#### [PROVIDED MATERIAL]
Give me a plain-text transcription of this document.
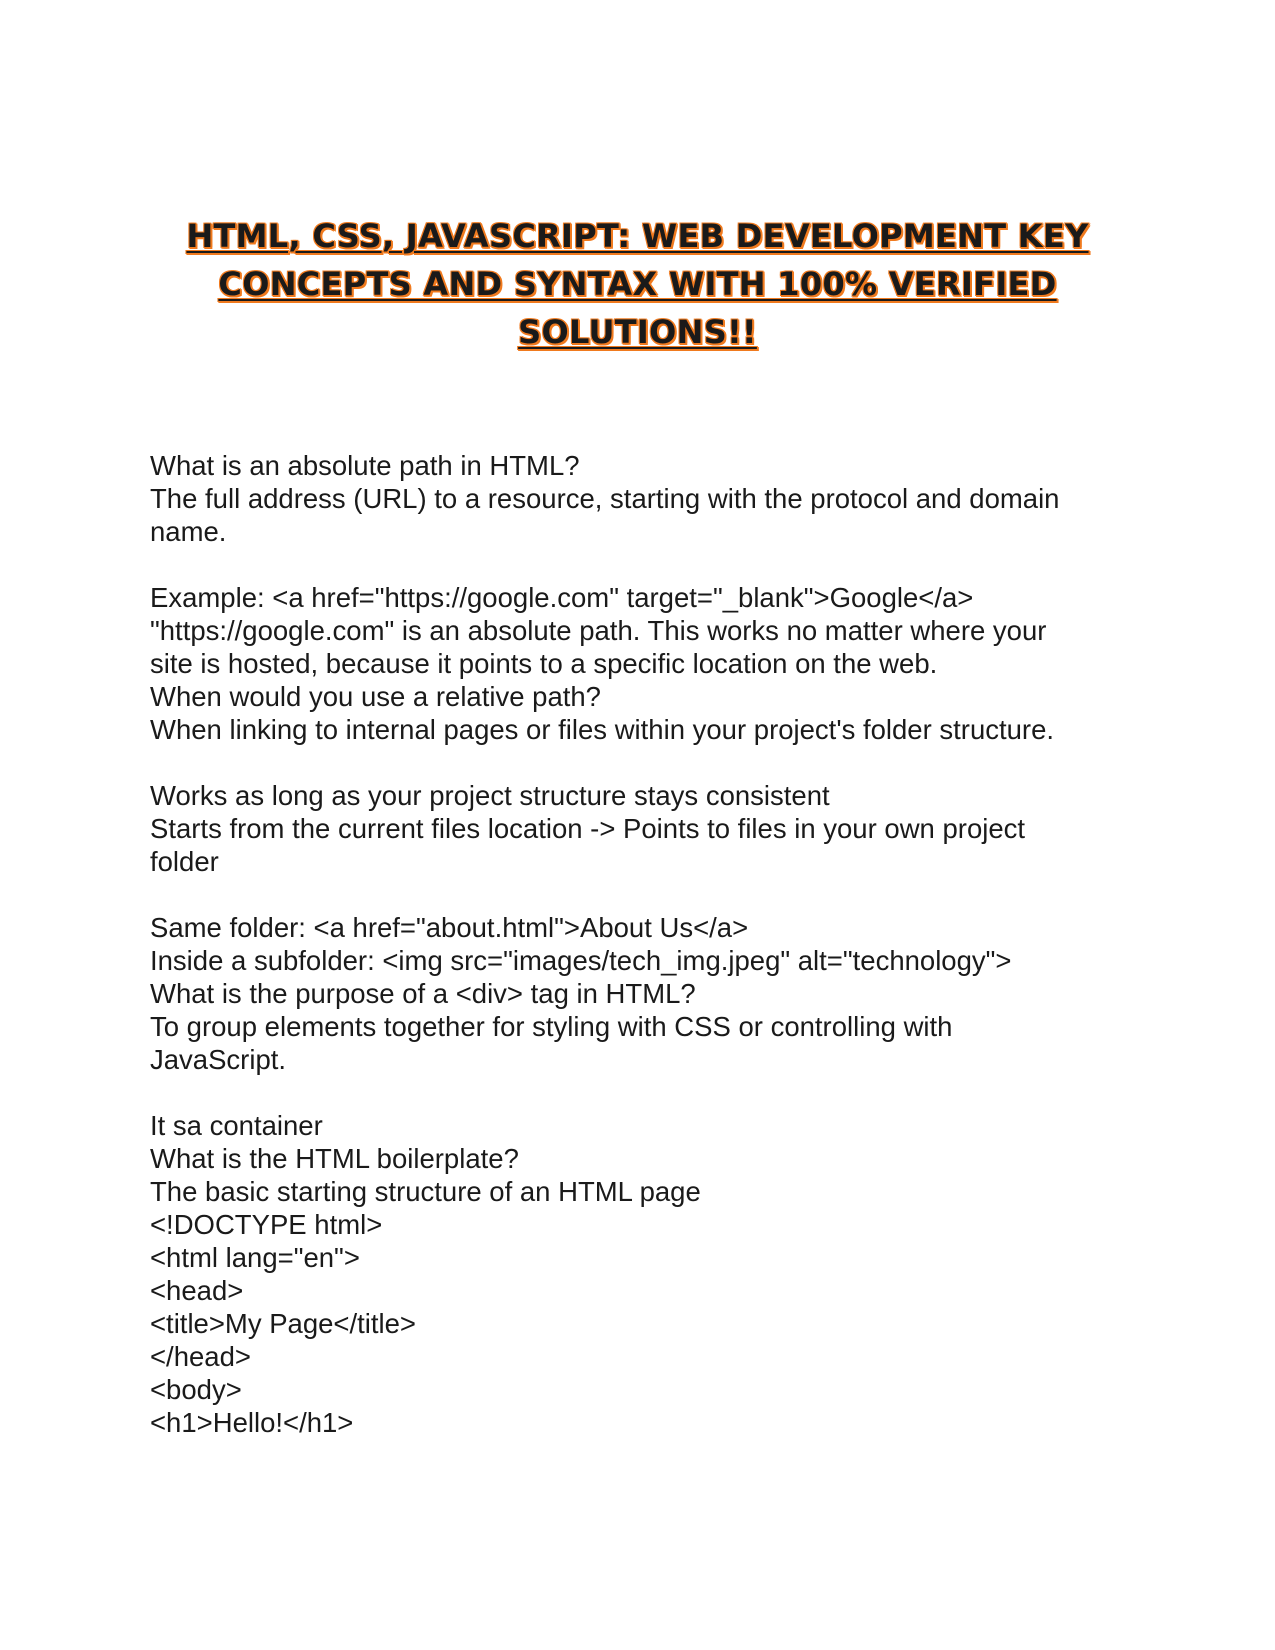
HTML, CSS, JAVASCRIPT: WEB DEVELOPMENT KEY
CONCEPTS AND SYNTAX WITH 100% VERIFIED
SOLUTIONS!!
What is an absolute path in HTML?
The full address (URL) to a resource, starting with the protocol and domain
name.
Example: <a href="https://google.com" target="_blank">Google</a>
"https://google.com" is an absolute path. This works no matter where your
site is hosted, because it points to a specific location on the web.
When would you use a relative path?
When linking to internal pages or files within your project's folder structure.
Works as long as your project structure stays consistent
Starts from the current files location -> Points to files in your own project
folder
Same folder: <a href="about.html">About Us</a>
Inside a subfolder: <img src="images/tech_img.jpeg" alt="technology">
What is the purpose of a <div> tag in HTML?
To group elements together for styling with CSS or controlling with
JavaScript.
It sa container
What is the HTML boilerplate?
The basic starting structure of an HTML page
<!DOCTYPE html>
<html lang="en">
<head>
<title>My Page</title>
</head>
<body>
<h1>Hello!</h1>
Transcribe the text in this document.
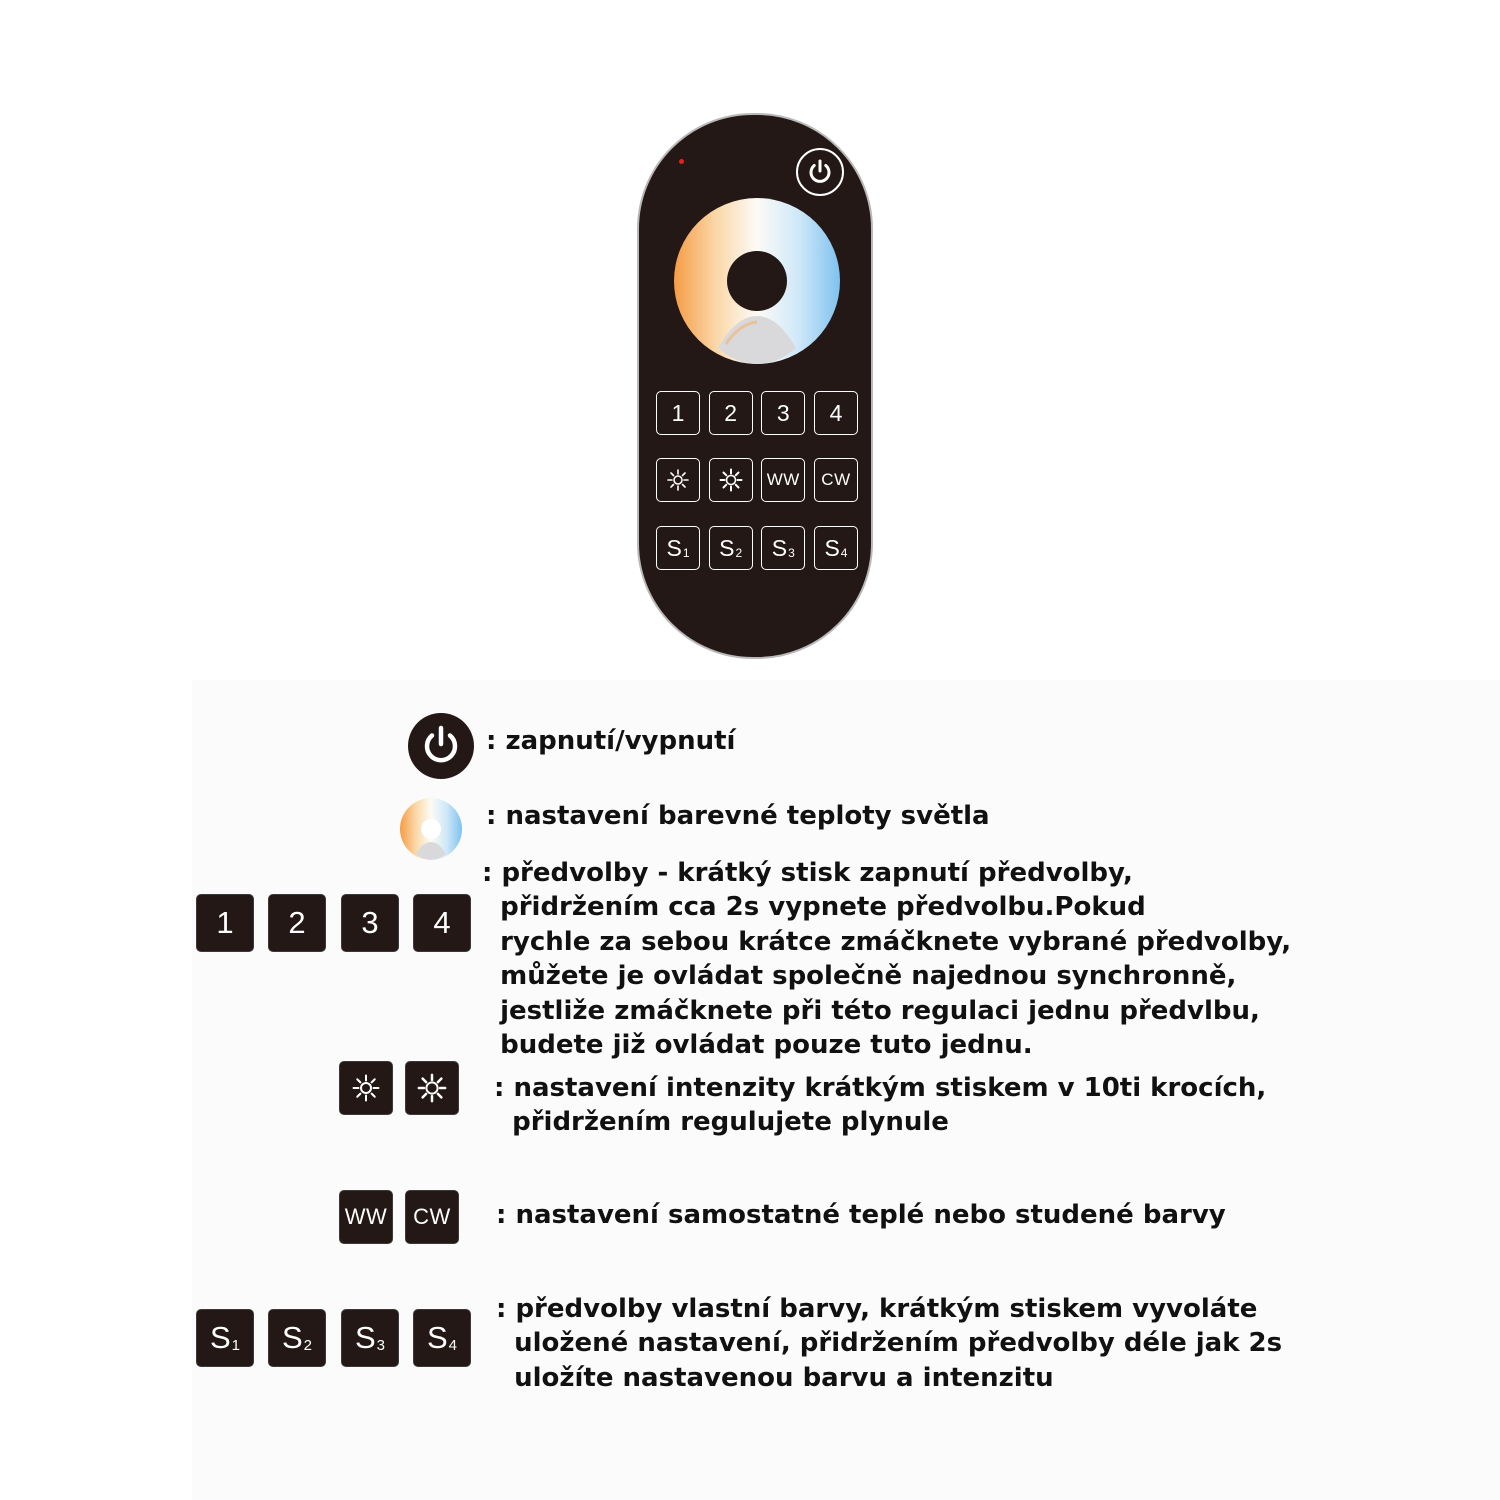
1	2	3	4
WW	CW
S 1 S 2 S 3 S 4

: zapnutí/vypnutí

: nastavení barevné teploty světla

1	2	3	4

: předvolby - krátký stisk zapnutí předvolby,
přidržením cca 2s vypnete předvolbu.Pokud
rychle za sebou krátce zmáčknete vybrané předvolby,
můžete je ovládat společně najednou synchronně,
jestliže zmáčknete při této regulaci jednu předvlbu,
budete již ovládat pouze tuto jednu.

: nastavení intenzity krátkým stiskem v 10ti krocích,
přidržením regulujete plynule

WW	CW	: nastavení samostatné teplé nebo studené barvy

S 1 S 2 S 3 S 4

: předvolby vlastní barvy, krátkým stiskem vyvoláte
uložené nastavení, přidržením předvolby déle jak 2s
uložíte nastavenou barvu a intenzitu
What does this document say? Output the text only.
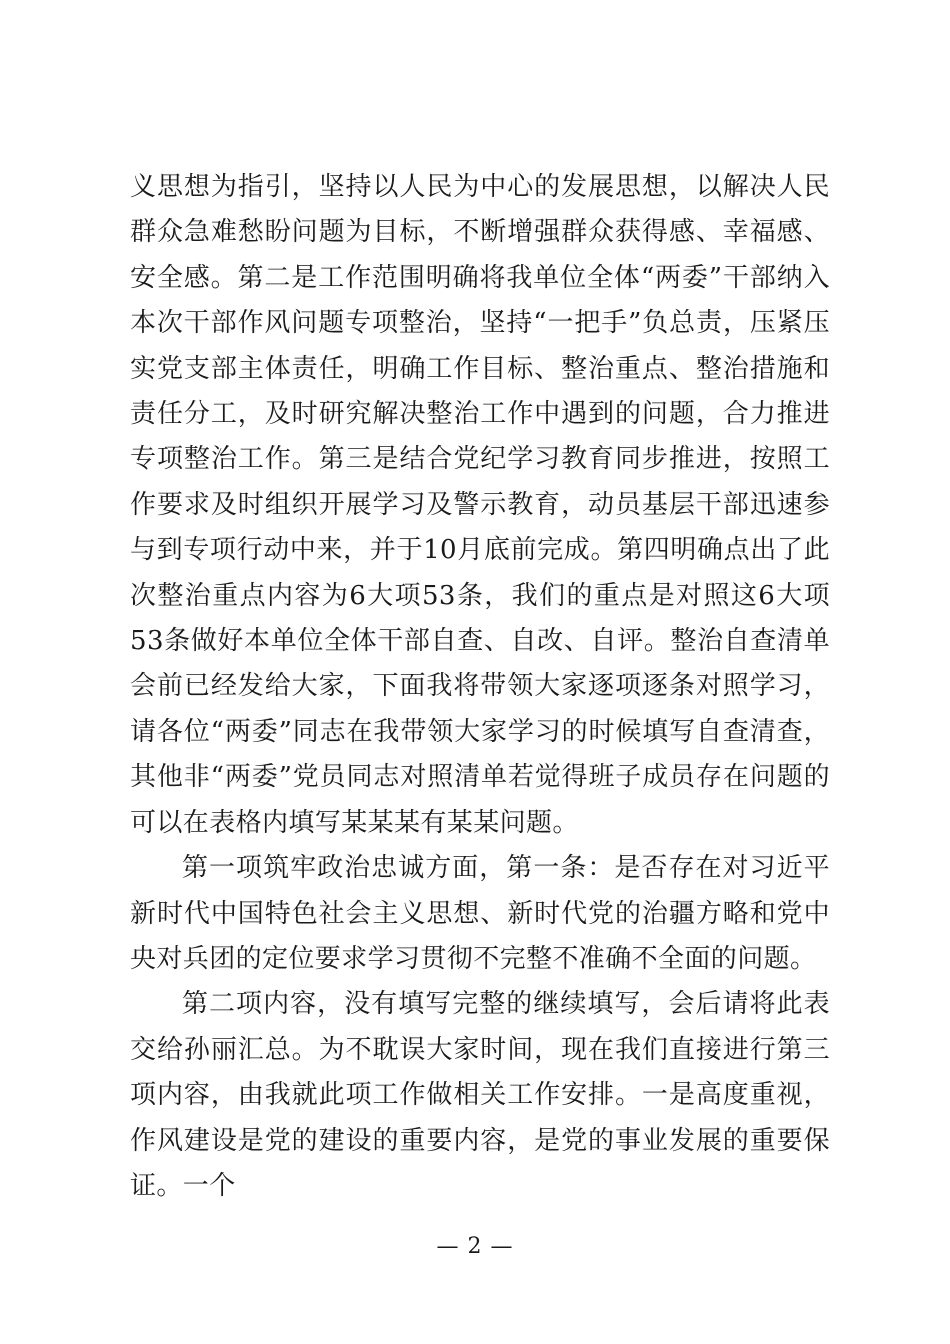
义思想为指引，坚持以人民为中心的发展思想，以解决人民群众急难愁盼问题为目标，不断增强群众获得感、幸福感、安全感。第二是工作范围明确将我单位全体“两委”干部纳入本次干部作风问题专项整治，坚持“一把手”负总责，压紧压实党支部主体责任，明确工作目标、整治重点、整治措施和责任分工，及时研究解决整治工作中遇到的问题，合力推进专项整治工作。第三是结合党纪学习教育同步推进，按照工作要求及时组织开展学习及警示教育，动员基层干部迅速参与到专项行动中来，并于10月底前完成。第四明确点出了此次整治重点内容为6大项53条，我们的重点是对照这6大项53条做好本单位全体干部自查、自改、自评。整治自查清单会前已经发给大家，下面我将带领大家逐项逐条对照学习，请各位“两委”同志在我带领大家学习的时候填写自查清查，其他非“两委”党员同志对照清单若觉得班子成员存在问题的可以在表格内填写某某某有某某问题。

第一项筑牢政治忠诚方面，第一条：是否存在对习近平新时代中国特色社会主义思想、新时代党的治疆方略和党中央对兵团的定位要求学习贯彻不完整不准确不全面的问题。

第二项内容，没有填写完整的继续填写，会后请将此表交给孙丽汇总。为不耽误大家时间，现在我们直接进行第三项内容，由我就此项工作做相关工作安排。一是高度重视，作风建设是党的建设的重要内容，是党的事业发展的重要保证。一个

— 2 —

#### [SHORT EXERCISE]
Look through the lines above and collect those with the word "nastavení".

#### [FINISHED TASK]
: nastavení barevné teploty světla
: nastavení intenzity krátkým stiskem v 10ti krocích,
WW	CW	: nastavení samostatné teplé nebo studené barvy
uložené nastavení, přidržením předvolby déle jak 2s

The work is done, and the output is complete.